___ Information supplied ___

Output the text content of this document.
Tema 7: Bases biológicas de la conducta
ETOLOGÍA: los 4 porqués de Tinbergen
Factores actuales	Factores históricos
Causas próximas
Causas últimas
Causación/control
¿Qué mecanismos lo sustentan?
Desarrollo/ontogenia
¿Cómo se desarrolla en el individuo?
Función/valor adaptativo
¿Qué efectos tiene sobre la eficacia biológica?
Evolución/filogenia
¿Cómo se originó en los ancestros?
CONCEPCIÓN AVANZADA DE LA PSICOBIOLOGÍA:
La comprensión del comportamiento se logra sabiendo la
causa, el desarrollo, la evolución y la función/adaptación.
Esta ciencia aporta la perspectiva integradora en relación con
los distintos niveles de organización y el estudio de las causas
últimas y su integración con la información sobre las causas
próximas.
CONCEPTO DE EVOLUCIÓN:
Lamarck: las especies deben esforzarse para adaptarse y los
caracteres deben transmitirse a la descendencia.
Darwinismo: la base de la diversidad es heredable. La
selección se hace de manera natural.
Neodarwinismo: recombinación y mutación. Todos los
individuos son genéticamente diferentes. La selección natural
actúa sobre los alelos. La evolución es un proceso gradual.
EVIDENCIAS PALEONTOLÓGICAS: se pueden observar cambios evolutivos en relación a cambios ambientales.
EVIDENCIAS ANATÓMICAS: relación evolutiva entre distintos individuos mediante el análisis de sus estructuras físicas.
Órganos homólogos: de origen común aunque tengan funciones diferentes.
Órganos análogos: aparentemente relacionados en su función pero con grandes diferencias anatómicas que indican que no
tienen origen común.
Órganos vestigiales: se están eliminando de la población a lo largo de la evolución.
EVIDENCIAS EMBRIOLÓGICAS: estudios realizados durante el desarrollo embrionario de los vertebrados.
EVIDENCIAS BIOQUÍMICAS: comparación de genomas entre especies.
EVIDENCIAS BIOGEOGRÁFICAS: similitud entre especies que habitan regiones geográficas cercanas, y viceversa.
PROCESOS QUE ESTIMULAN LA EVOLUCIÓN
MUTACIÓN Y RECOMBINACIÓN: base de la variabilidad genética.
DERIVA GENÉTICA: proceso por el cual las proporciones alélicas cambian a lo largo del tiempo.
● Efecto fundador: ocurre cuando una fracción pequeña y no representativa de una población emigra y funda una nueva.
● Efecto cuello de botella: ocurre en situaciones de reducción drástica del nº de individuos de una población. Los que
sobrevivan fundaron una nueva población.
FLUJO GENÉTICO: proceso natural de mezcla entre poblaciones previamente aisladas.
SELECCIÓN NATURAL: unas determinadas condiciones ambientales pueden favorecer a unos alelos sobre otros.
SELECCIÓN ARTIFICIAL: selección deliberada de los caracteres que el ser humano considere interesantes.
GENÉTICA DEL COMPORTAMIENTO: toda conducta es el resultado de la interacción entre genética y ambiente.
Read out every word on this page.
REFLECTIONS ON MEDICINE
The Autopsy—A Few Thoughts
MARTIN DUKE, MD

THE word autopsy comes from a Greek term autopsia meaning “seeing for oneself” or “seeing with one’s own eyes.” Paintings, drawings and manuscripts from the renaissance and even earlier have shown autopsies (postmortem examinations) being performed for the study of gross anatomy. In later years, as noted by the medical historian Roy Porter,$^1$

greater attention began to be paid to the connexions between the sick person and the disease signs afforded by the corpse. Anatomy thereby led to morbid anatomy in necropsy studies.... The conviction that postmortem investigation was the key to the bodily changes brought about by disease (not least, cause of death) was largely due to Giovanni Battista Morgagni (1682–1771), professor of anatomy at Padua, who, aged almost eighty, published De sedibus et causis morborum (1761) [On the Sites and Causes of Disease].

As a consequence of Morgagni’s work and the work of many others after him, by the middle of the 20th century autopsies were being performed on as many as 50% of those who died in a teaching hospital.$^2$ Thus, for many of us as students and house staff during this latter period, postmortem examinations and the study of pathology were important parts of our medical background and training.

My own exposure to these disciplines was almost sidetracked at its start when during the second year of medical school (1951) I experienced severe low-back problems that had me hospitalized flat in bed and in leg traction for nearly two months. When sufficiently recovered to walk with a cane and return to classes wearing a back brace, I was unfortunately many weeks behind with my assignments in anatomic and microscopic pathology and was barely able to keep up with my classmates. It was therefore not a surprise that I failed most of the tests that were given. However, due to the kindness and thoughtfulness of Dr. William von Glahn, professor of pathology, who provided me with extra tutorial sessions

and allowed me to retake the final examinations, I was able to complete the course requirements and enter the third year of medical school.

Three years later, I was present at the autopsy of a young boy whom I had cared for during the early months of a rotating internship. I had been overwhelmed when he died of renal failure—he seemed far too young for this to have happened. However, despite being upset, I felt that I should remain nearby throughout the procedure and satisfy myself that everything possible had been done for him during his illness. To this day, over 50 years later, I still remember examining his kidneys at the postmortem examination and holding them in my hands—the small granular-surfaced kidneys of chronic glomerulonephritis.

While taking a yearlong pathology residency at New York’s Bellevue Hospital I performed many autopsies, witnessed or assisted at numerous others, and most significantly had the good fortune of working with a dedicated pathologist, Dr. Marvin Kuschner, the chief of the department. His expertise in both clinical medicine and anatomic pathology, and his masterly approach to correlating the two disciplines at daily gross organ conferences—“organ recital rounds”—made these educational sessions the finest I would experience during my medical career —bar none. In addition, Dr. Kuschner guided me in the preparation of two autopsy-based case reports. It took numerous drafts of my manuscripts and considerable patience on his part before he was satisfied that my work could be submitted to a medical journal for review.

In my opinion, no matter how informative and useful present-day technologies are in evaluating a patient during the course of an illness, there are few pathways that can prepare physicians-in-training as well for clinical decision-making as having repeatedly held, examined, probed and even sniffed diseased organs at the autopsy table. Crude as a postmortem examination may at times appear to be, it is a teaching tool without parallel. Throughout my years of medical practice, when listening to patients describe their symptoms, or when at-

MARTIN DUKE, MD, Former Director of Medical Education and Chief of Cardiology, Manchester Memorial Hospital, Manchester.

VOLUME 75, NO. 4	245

___

_Task objective_
All entries must be repeated exactly.

_Output_
Output the text content of this document.
Tema 7: Bases biológicas de la conducta
ETOLOGÍA: los 4 porqués de Tinbergen
Factores actuales	Factores históricos
Causas próximas
Causas últimas
Causación/control
¿Qué mecanismos lo sustentan?
Desarrollo/ontogenia
¿Cómo se desarrolla en el individuo?
Función/valor adaptativo
¿Qué efectos tiene sobre la eficacia biológica?
Evolución/filogenia
¿Cómo se originó en los ancestros?
CONCEPCIÓN AVANZADA DE LA PSICOBIOLOGÍA:
La comprensión del comportamiento se logra sabiendo la
causa, el desarrollo, la evolución y la función/adaptación.
Esta ciencia aporta la perspectiva integradora en relación con
los distintos niveles de organización y el estudio de las causas
últimas y su integración con la información sobre las causas
próximas.
CONCEPTO DE EVOLUCIÓN:
Lamarck: las especies deben esforzarse para adaptarse y los
caracteres deben transmitirse a la descendencia.
Darwinismo: la base de la diversidad es heredable. La
selección se hace de manera natural.
Neodarwinismo: recombinación y mutación. Todos los
individuos son genéticamente diferentes. La selección natural
actúa sobre los alelos. La evolución es un proceso gradual.
EVIDENCIAS PALEONTOLÓGICAS: se pueden observar cambios evolutivos en relación a cambios ambientales.
EVIDENCIAS ANATÓMICAS: relación evolutiva entre distintos individuos mediante el análisis de sus estructuras físicas.
Órganos homólogos: de origen común aunque tengan funciones diferentes.
Órganos análogos: aparentemente relacionados en su función pero con grandes diferencias anatómicas que indican que no
tienen origen común.
Órganos vestigiales: se están eliminando de la población a lo largo de la evolución.
EVIDENCIAS EMBRIOLÓGICAS: estudios realizados durante el desarrollo embrionario de los vertebrados.
EVIDENCIAS BIOQUÍMICAS: comparación de genomas entre especies.
EVIDENCIAS BIOGEOGRÁFICAS: similitud entre especies que habitan regiones geográficas cercanas, y viceversa.
PROCESOS QUE ESTIMULAN LA EVOLUCIÓN
MUTACIÓN Y RECOMBINACIÓN: base de la variabilidad genética.
DERIVA GENÉTICA: proceso por el cual las proporciones alélicas cambian a lo largo del tiempo.
● Efecto fundador: ocurre cuando una fracción pequeña y no representativa de una población emigra y funda una nueva.
● Efecto cuello de botella: ocurre en situaciones de reducción drástica del nº de individuos de una población. Los que
sobrevivan fundaron una nueva población.
FLUJO GENÉTICO: proceso natural de mezcla entre poblaciones previamente aisladas.
SELECCIÓN NATURAL: unas determinadas condiciones ambientales pueden favorecer a unos alelos sobre otros.
SELECCIÓN ARTIFICIAL: selección deliberada de los caracteres que el ser humano considere interesantes.
GENÉTICA DEL COMPORTAMIENTO: toda conducta es el resultado de la interacción entre genética y ambiente.
Read out every word on this page.
REFLECTIONS ON MEDICINE
The Autopsy—A Few Thoughts
MARTIN DUKE, MD

THE word autopsy comes from a Greek term autopsia meaning “seeing for oneself” or “seeing with one’s own eyes.” Paintings, drawings and manuscripts from the renaissance and even earlier have shown autopsies (postmortem examinations) being performed for the study of gross anatomy. In later years, as noted by the medical historian Roy Porter,$^1$

greater attention began to be paid to the connexions between the sick person and the disease signs afforded by the corpse. Anatomy thereby led to morbid anatomy in necropsy studies.... The conviction that postmortem investigation was the key to the bodily changes brought about by disease (not least, cause of death) was largely due to Giovanni Battista Morgagni (1682–1771), professor of anatomy at Padua, who, aged almost eighty, published De sedibus et causis morborum (1761) [On the Sites and Causes of Disease].

As a consequence of Morgagni’s work and the work of many others after him, by the middle of the 20th century autopsies were being performed on as many as 50% of those who died in a teaching hospital.$^2$ Thus, for many of us as students and house staff during this latter period, postmortem examinations and the study of pathology were important parts of our medical background and training.

My own exposure to these disciplines was almost sidetracked at its start when during the second year of medical school (1951) I experienced severe low-back problems that had me hospitalized flat in bed and in leg traction for nearly two months. When sufficiently recovered to walk with a cane and return to classes wearing a back brace, I was unfortunately many weeks behind with my assignments in anatomic and microscopic pathology and was barely able to keep up with my classmates. It was therefore not a surprise that I failed most of the tests that were given. However, due to the kindness and thoughtfulness of Dr. William von Glahn, professor of pathology, who provided me with extra tutorial sessions

and allowed me to retake the final examinations, I was able to complete the course requirements and enter the third year of medical school.

Three years later, I was present at the autopsy of a young boy whom I had cared for during the early months of a rotating internship. I had been overwhelmed when he died of renal failure—he seemed far too young for this to have happened. However, despite being upset, I felt that I should remain nearby throughout the procedure and satisfy myself that everything possible had been done for him during his illness. To this day, over 50 years later, I still remember examining his kidneys at the postmortem examination and holding them in my hands—the small granular-surfaced kidneys of chronic glomerulonephritis.

While taking a yearlong pathology residency at New York’s Bellevue Hospital I performed many autopsies, witnessed or assisted at numerous others, and most significantly had the good fortune of working with a dedicated pathologist, Dr. Marvin Kuschner, the chief of the department. His expertise in both clinical medicine and anatomic pathology, and his masterly approach to correlating the two disciplines at daily gross organ conferences—“organ recital rounds”—made these educational sessions the finest I would experience during my medical career —bar none. In addition, Dr. Kuschner guided me in the preparation of two autopsy-based case reports. It took numerous drafts of my manuscripts and considerable patience on his part before he was satisfied that my work could be submitted to a medical journal for review.

In my opinion, no matter how informative and useful present-day technologies are in evaluating a patient during the course of an illness, there are few pathways that can prepare physicians-in-training as well for clinical decision-making as having repeatedly held, examined, probed and even sniffed diseased organs at the autopsy table. Crude as a postmortem examination may at times appear to be, it is a teaching tool without parallel. Throughout my years of medical practice, when listening to patients describe their symptoms, or when at-

MARTIN DUKE, MD, Former Director of Medical Education and Chief of Cardiology, Manchester Memorial Hospital, Manchester.

VOLUME 75, NO. 4	245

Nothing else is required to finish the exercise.